═══ Text under study
Alzheimer disease (AD)² is an idiopathic neurodegenerative disease, and little is yet understood of its underlying causes or mechanisms. Certain diagnostic features are central to AD (amyloid plaques, neurofibrillary tangles, and elevated levels of soluble amyloids in the brain and cerebrospinal fluid), but their roles in the most devastating aspect of the disease, namely memory loss, are unclear. One common factor that underlies AD pathogenesis is neuronal Ca²⁺ dysregulation. In this minireview, we focus specifically on the pathogenic interplay between β-amyloid (Aβ) and Ca²⁺ signaling dysregulation. Ca²⁺ signaling is fundamental to cellular function, involving a multitude of entry and release channels, clearance mechanisms, and intracellular stores. Among these Ca²⁺-regulating entities, Aβ may interact with a critical subset as discussed below and enable AD progression by altering Ca²⁺ homeostasis and triggering downstream pathogenic signaling cascades (1–3).

Implications of Cellular Ca²⁺ Dysregulation

Sustained disruptions in Ca²⁺ signaling have significant implications for the health and functionality of neurons over the lifetime of an organism (4) and form the basis of the Ca²⁺ hypothesis of AD (5). Under resting conditions, cytosolic Ca²⁺ is maintained at low nanomolar concentrations by an array of pumps, buffers, and transport mechanisms. Ca²⁺ entry into the cytosol is rigorously regulated and originates from one of two major sources: the extracellular fluid via entry across the plasma membrane (through receptor-, voltage-, and store-operated channels and Ca²⁺ exchangers) and intracellular stores such as the endoplasmic reticulum (ER) and mitochondria (6).

Interactions between Aβ and intracellular Ca²⁺ are particularly relevant to AD pathogenesis, as Ca²⁺ perturbations are a causal factor in excitotoxicity, synaptic degeneration, and cell death, whereas reduced Ca²⁺ release is neuroprotective (7). Both neuroprotective and pathogenic Ca²⁺ cascades can be triggered sequentially: the cell attempting to first compensate for metabolic stress by up-regulating protective mechanisms and then succumbing to sustained insults and initiating pathogenic and/or apoptotic pathways. For example, excess Ca²⁺ release initially activates anti-apoptotic transcription factors such as NFκB (8), which protects cells by inducing genes that promote cell survival and anti-apoptotic proteins (e.g. Bcl-2) and the cAMP response element-binding protein (CREB), which is Ca²⁺-dependent and plays a critical role in synaptic plasticity and neuronal survival (9). Among pathogenic responses, expression of C/EBP homologous protein (CHOP) inhibits protective proteins such as Bcl-2. Increased Ca²⁺ levels through Aβ-mediated mechanisms can also lead to mitochondrial Ca²⁺ overload, generation of superoxide radicals, and pro-apoptotic mitochondrial proteins such as caspases and cytochrome c, which are linked to cell death and neurodegeneration in several AD models (1).
══════
═══ Information given
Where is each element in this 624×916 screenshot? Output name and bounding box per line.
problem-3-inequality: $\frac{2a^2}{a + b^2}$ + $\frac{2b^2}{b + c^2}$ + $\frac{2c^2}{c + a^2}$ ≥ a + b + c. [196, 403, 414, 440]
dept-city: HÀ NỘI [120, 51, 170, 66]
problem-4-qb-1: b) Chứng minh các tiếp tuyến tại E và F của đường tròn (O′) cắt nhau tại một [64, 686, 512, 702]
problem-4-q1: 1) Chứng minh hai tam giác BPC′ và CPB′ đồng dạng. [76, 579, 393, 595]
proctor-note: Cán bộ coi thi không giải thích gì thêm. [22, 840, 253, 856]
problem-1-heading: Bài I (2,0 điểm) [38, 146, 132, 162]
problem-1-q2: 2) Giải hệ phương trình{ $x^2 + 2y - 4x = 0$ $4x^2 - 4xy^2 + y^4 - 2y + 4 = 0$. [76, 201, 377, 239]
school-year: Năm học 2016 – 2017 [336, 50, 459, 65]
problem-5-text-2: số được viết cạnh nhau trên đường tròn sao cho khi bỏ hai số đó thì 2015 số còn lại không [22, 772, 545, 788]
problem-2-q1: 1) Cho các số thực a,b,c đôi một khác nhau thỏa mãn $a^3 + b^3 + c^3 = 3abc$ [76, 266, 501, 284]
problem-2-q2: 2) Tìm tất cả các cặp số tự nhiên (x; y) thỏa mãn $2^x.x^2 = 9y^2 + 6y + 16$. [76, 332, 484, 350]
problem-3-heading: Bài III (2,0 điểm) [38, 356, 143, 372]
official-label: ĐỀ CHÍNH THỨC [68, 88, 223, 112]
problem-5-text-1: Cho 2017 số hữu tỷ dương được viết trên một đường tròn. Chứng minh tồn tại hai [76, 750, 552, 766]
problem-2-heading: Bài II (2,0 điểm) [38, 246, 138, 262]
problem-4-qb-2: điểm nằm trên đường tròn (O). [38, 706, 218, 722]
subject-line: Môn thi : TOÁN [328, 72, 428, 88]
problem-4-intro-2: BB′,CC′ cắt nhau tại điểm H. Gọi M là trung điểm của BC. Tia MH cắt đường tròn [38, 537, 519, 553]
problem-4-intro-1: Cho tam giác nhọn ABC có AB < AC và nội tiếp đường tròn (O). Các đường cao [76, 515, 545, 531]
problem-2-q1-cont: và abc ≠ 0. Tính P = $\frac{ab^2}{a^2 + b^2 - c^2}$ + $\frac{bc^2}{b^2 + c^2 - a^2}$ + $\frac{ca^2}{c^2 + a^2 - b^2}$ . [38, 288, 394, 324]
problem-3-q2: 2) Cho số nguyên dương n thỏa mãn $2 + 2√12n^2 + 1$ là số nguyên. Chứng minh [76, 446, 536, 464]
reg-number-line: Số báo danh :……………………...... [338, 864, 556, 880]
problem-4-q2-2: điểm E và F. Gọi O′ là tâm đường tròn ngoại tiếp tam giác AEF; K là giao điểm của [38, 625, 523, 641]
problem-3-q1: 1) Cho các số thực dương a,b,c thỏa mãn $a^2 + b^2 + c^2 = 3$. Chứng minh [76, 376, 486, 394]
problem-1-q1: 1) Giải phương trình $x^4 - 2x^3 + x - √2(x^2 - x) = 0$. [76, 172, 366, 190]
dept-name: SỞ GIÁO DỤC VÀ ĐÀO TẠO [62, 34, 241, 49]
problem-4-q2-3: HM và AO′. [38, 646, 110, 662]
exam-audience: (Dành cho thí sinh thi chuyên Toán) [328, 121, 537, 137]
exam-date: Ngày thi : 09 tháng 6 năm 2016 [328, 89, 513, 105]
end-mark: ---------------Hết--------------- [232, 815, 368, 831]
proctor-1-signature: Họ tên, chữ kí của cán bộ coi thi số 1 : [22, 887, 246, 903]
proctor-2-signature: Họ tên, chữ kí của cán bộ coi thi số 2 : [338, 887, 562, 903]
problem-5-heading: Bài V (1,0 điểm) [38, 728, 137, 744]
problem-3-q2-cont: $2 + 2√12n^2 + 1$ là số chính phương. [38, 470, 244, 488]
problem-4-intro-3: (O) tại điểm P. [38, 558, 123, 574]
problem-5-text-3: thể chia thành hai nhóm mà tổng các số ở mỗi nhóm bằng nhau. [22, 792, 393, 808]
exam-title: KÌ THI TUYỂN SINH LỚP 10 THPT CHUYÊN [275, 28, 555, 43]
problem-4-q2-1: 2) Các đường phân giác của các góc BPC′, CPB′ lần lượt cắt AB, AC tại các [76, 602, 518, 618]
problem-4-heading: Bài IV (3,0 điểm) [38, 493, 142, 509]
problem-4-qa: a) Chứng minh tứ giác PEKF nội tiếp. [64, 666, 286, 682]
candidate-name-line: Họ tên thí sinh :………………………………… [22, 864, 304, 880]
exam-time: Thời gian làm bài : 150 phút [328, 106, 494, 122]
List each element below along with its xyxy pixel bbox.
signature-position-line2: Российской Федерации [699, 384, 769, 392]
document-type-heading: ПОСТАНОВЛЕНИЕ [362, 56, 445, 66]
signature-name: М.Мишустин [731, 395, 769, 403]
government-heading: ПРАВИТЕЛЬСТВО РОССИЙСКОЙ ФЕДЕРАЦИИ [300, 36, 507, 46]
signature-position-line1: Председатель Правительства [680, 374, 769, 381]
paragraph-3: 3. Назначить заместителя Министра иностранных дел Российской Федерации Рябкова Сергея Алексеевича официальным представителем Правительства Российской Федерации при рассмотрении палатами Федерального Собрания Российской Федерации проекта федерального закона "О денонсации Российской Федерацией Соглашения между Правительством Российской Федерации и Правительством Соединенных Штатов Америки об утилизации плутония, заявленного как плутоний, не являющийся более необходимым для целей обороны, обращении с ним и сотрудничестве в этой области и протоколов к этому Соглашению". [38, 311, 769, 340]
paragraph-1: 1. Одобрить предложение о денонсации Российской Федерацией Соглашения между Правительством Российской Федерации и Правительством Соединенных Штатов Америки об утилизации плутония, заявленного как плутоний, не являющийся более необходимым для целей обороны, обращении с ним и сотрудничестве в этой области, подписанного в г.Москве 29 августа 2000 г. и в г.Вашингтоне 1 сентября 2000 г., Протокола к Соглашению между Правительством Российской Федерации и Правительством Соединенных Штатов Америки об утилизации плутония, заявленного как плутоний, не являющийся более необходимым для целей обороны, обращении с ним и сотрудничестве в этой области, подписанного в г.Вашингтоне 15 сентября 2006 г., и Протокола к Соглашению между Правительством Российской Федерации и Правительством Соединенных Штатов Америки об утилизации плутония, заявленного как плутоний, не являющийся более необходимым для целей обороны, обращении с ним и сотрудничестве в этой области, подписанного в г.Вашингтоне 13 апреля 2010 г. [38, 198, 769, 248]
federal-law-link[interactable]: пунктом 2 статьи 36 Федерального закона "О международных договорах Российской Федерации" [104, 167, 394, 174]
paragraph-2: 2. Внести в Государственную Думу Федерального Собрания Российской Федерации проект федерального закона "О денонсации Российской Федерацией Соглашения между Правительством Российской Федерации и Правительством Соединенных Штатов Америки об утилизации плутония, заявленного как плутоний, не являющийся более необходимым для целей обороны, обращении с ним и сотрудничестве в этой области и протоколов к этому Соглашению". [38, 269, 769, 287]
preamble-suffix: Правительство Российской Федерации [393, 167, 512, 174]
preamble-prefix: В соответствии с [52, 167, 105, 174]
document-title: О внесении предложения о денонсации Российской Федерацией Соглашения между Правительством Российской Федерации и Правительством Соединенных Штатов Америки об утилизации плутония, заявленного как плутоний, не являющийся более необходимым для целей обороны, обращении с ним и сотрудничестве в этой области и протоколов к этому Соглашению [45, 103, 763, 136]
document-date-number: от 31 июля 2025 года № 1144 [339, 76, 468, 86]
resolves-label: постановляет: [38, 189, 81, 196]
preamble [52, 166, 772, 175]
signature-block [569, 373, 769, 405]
══════
**The task**
Output the stretch of the Alzheimer disease text from "Implications of Cellular" through "and mitochondria (6).". You can leave the entries aside.

**Answer box**
Implications of Cellular Ca²⁺ Dysregulation

Sustained disruptions in Ca²⁺ signaling have significant implications for the health and functionality of neurons over the lifetime of an organism (4) and form the basis of the Ca²⁺ hypothesis of AD (5). Under resting conditions, cytosolic Ca²⁺ is maintained at low nanomolar concentrations by an array of pumps, buffers, and transport mechanisms. Ca²⁺ entry into the cytosol is rigorously regulated and originates from one of two major sources: the extracellular fluid via entry across the plasma membrane (through receptor-, voltage-, and store-operated channels and Ca²⁺ exchangers) and intracellular stores such as the endoplasmic reticulum (ER) and mitochondria (6).